> _Your goal_:
Pull out every line with the word "name" from the entries below.

> _Data for the task_:
━━━━━━━━━━

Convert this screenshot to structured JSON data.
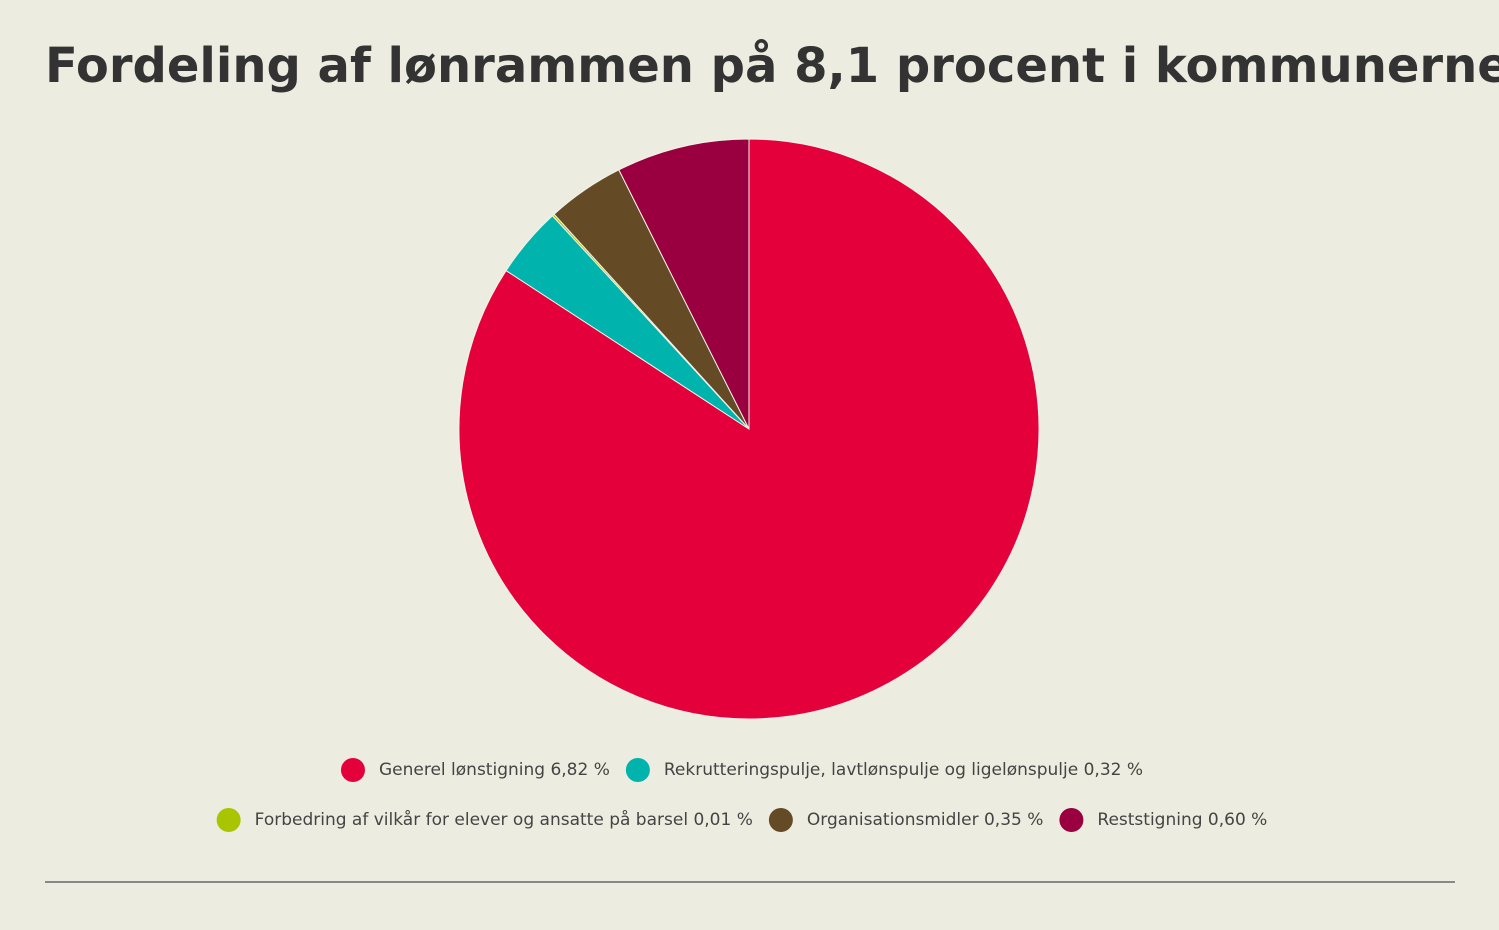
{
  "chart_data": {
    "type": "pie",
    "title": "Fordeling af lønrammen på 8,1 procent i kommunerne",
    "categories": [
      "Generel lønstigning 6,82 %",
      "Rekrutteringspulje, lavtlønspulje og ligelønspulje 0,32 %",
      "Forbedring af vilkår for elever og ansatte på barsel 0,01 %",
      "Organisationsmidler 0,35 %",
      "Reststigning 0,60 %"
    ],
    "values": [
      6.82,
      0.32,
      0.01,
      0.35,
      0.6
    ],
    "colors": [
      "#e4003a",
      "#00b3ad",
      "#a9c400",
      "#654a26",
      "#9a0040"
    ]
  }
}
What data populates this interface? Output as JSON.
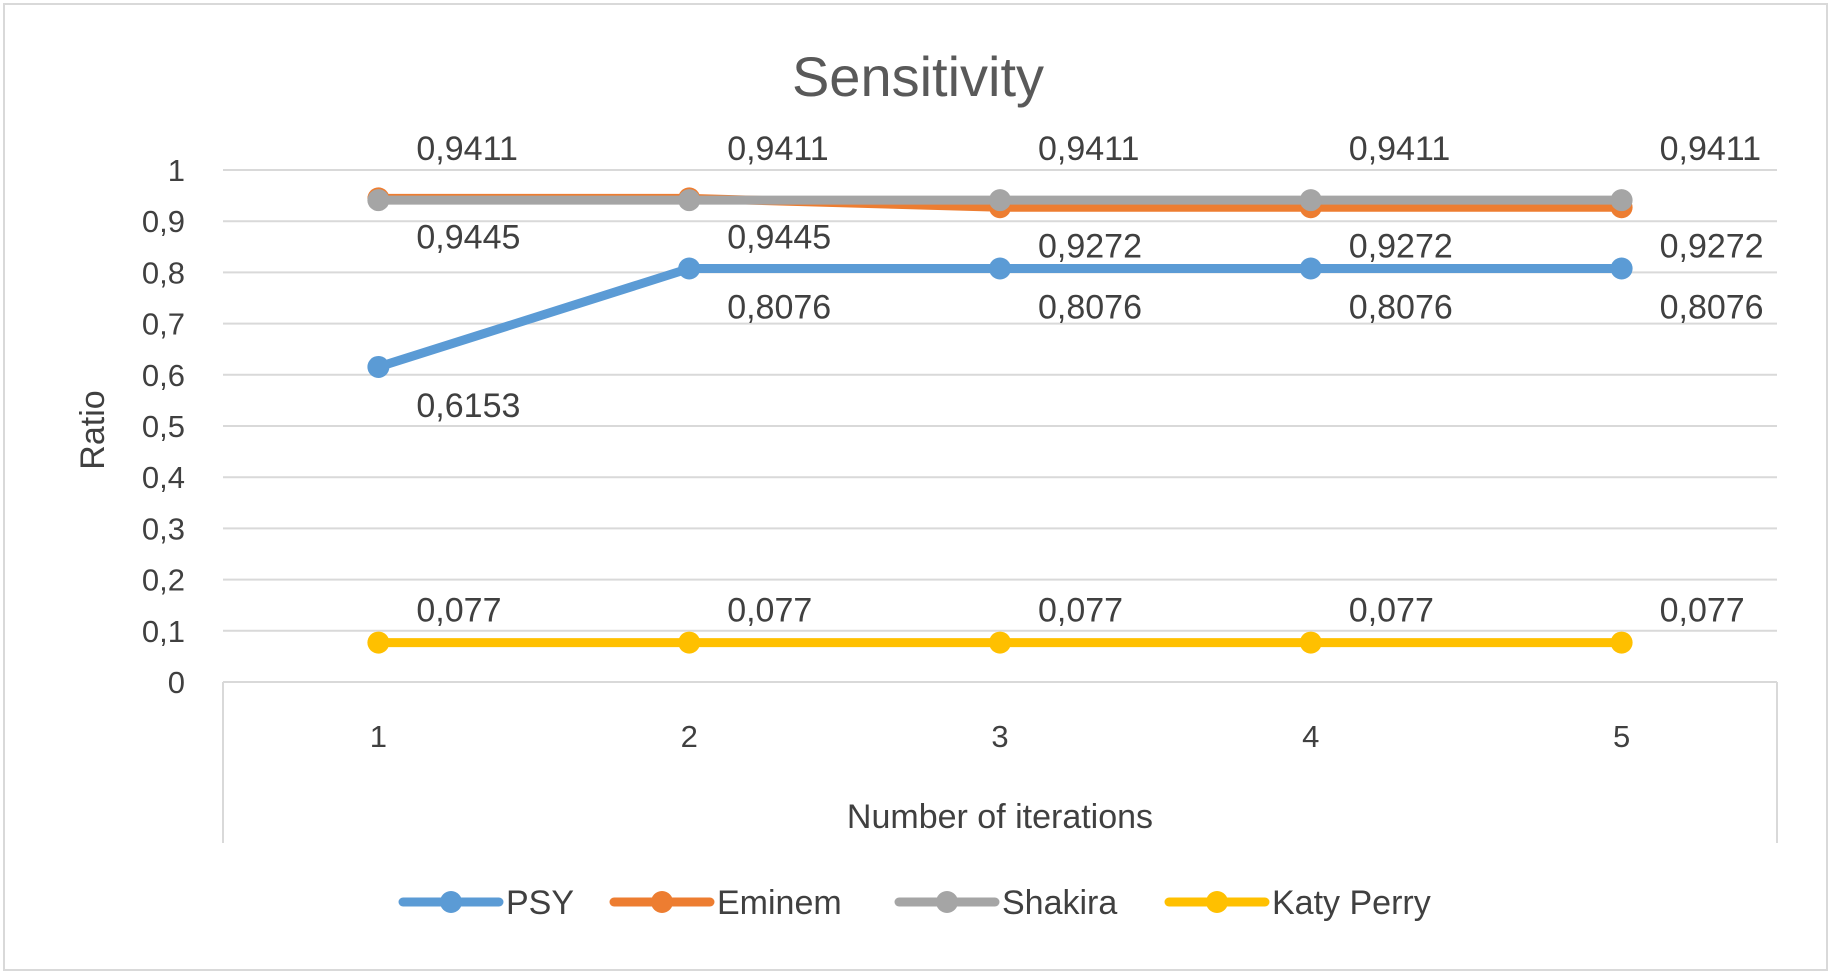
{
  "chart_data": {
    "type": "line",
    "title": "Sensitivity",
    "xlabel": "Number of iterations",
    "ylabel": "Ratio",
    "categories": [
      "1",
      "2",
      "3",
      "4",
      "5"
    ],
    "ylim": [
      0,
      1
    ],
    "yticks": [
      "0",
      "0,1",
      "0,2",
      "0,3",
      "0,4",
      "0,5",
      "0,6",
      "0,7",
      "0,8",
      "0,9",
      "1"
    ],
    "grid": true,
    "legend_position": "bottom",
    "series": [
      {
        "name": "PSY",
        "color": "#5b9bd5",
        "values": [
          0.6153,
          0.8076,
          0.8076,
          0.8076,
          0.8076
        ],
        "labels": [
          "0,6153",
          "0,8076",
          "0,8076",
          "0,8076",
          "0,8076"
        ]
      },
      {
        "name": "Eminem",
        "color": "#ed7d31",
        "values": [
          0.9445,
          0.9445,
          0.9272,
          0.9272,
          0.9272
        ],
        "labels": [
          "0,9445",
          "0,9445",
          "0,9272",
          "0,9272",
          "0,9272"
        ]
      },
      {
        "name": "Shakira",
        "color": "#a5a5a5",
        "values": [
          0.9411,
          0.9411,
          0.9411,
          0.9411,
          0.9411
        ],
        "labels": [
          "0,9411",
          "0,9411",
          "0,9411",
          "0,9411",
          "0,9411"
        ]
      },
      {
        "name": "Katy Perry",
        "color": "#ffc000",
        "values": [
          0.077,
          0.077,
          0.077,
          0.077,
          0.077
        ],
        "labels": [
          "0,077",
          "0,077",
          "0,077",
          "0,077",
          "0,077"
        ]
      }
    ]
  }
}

━━━━━━━━━━

> _Task output_:
        "name": "PSY",
        "name": "Eminem",
        "name": "Shakira",
        "name": "Katy Perry",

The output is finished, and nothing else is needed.